** START OF The records **

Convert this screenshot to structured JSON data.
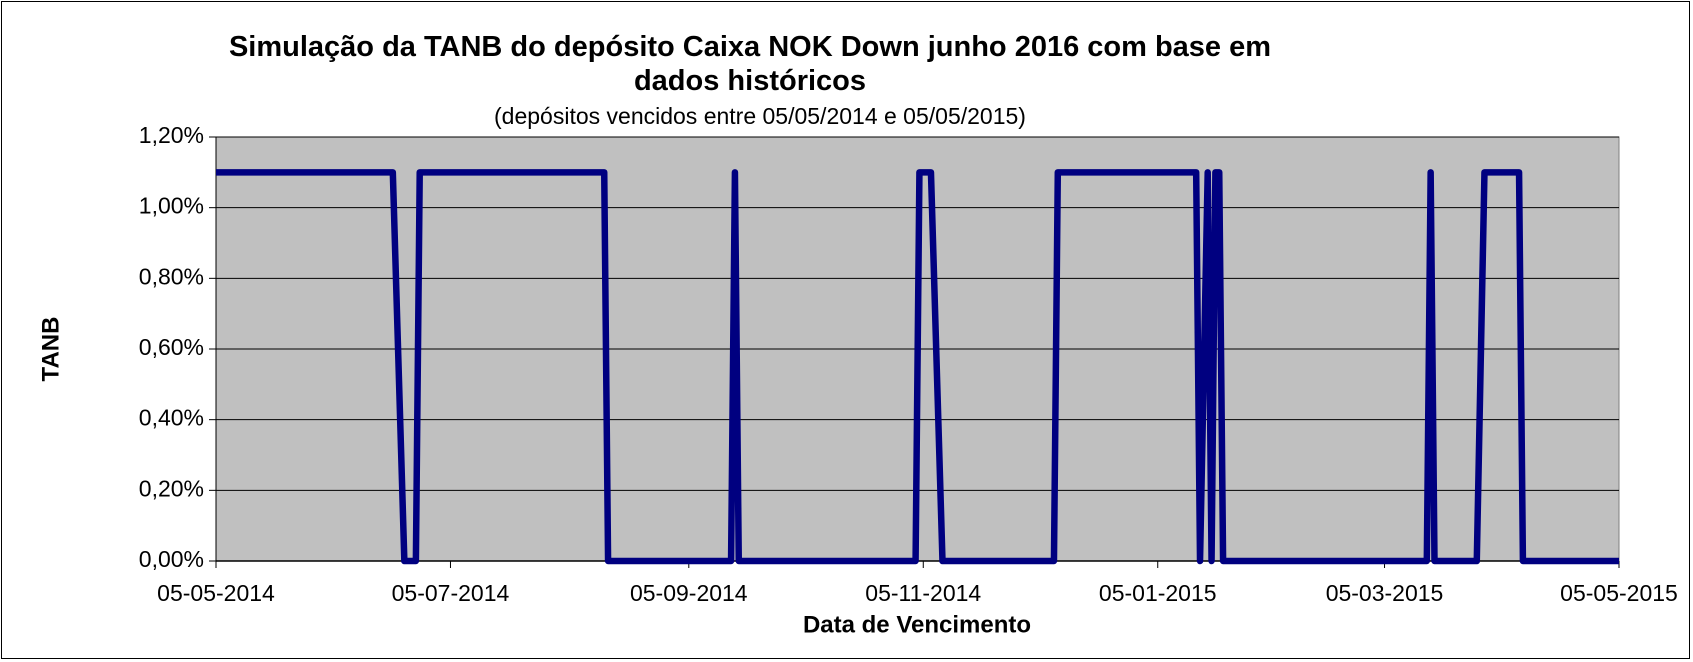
{
  "chart_data": {
    "type": "line",
    "title": "Simulação da TANB do depósito Caixa NOK Down junho 2016 com base em dados históricos",
    "subtitle": "(depósitos vencidos entre 05/05/2014 e 05/05/2015)",
    "x_label": "Data de Vencimento",
    "y_label": "TANB",
    "x": [
      "05-05-2014",
      "20-06-2014",
      "23-06-2014",
      "26-06-2014",
      "27-06-2014",
      "14-08-2014",
      "15-08-2014",
      "16-09-2014",
      "17-09-2014",
      "18-09-2014",
      "03-11-2014",
      "04-11-2014",
      "07-11-2014",
      "10-11-2014",
      "09-12-2014",
      "10-12-2014",
      "15-01-2015",
      "16-01-2015",
      "18-01-2015",
      "19-01-2015",
      "20-01-2015",
      "21-01-2015",
      "22-01-2015",
      "16-03-2015",
      "17-03-2015",
      "18-03-2015",
      "29-03-2015",
      "31-03-2015",
      "09-04-2015",
      "10-04-2015",
      "05-05-2015"
    ],
    "series": [
      {
        "name": "TANB",
        "color": "#000080",
        "values": [
          1.1,
          1.1,
          0,
          0,
          1.1,
          1.1,
          0,
          0,
          1.1,
          0,
          0,
          1.1,
          1.1,
          0,
          0,
          1.1,
          1.1,
          0,
          1.1,
          0,
          1.1,
          1.1,
          0,
          0,
          1.1,
          0,
          0,
          1.1,
          1.1,
          0,
          0
        ]
      }
    ],
    "xlim": [
      "05-05-2014",
      "05-05-2015"
    ],
    "xticks": [
      "05-05-2014",
      "05-07-2014",
      "05-09-2014",
      "05-11-2014",
      "05-01-2015",
      "05-03-2015",
      "05-05-2015"
    ],
    "ylim": [
      0,
      1.2
    ],
    "yticks": [
      {
        "value": 0,
        "label": "0,00%"
      },
      {
        "value": 0.2,
        "label": "0,20%"
      },
      {
        "value": 0.4,
        "label": "0,40%"
      },
      {
        "value": 0.6,
        "label": "0,60%"
      },
      {
        "value": 0.8,
        "label": "0,80%"
      },
      {
        "value": 1.0,
        "label": "1,00%"
      },
      {
        "value": 1.2,
        "label": "1,20%"
      }
    ],
    "grid": true,
    "plot_background": "#c0c0c0"
  }
}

** END OF The records **

Omit every picture while copying the listing above exactly.

Convert this screenshot to structured JSON data.
{
  "chart_data": {
    "type": "line",
    "title": "Simulação da TANB do depósito Caixa NOK Down junho 2016 com base em dados históricos",
    "subtitle": "(depósitos vencidos entre 05/05/2014 e 05/05/2015)",
    "x_label": "Data de Vencimento",
    "y_label": "TANB",
    "x": [
      "05-05-2014",
      "20-06-2014",
      "23-06-2014",
      "26-06-2014",
      "27-06-2014",
      "14-08-2014",
      "15-08-2014",
      "16-09-2014",
      "17-09-2014",
      "18-09-2014",
      "03-11-2014",
      "04-11-2014",
      "07-11-2014",
      "10-11-2014",
      "09-12-2014",
      "10-12-2014",
      "15-01-2015",
      "16-01-2015",
      "18-01-2015",
      "19-01-2015",
      "20-01-2015",
      "21-01-2015",
      "22-01-2015",
      "16-03-2015",
      "17-03-2015",
      "18-03-2015",
      "29-03-2015",
      "31-03-2015",
      "09-04-2015",
      "10-04-2015",
      "05-05-2015"
    ],
    "series": [
      {
        "name": "TANB",
        "color": "#000080",
        "values": [
          1.1,
          1.1,
          0,
          0,
          1.1,
          1.1,
          0,
          0,
          1.1,
          0,
          0,
          1.1,
          1.1,
          0,
          0,
          1.1,
          1.1,
          0,
          1.1,
          0,
          1.1,
          1.1,
          0,
          0,
          1.1,
          0,
          0,
          1.1,
          1.1,
          0,
          0
        ]
      }
    ],
    "xlim": [
      "05-05-2014",
      "05-05-2015"
    ],
    "xticks": [
      "05-05-2014",
      "05-07-2014",
      "05-09-2014",
      "05-11-2014",
      "05-01-2015",
      "05-03-2015",
      "05-05-2015"
    ],
    "ylim": [
      0,
      1.2
    ],
    "yticks": [
      {
        "value": 0,
        "label": "0,00%"
      },
      {
        "value": 0.2,
        "label": "0,20%"
      },
      {
        "value": 0.4,
        "label": "0,40%"
      },
      {
        "value": 0.6,
        "label": "0,60%"
      },
      {
        "value": 0.8,
        "label": "0,80%"
      },
      {
        "value": 1.0,
        "label": "1,00%"
      },
      {
        "value": 1.2,
        "label": "1,20%"
      }
    ],
    "grid": true,
    "plot_background": "#c0c0c0"
  }
}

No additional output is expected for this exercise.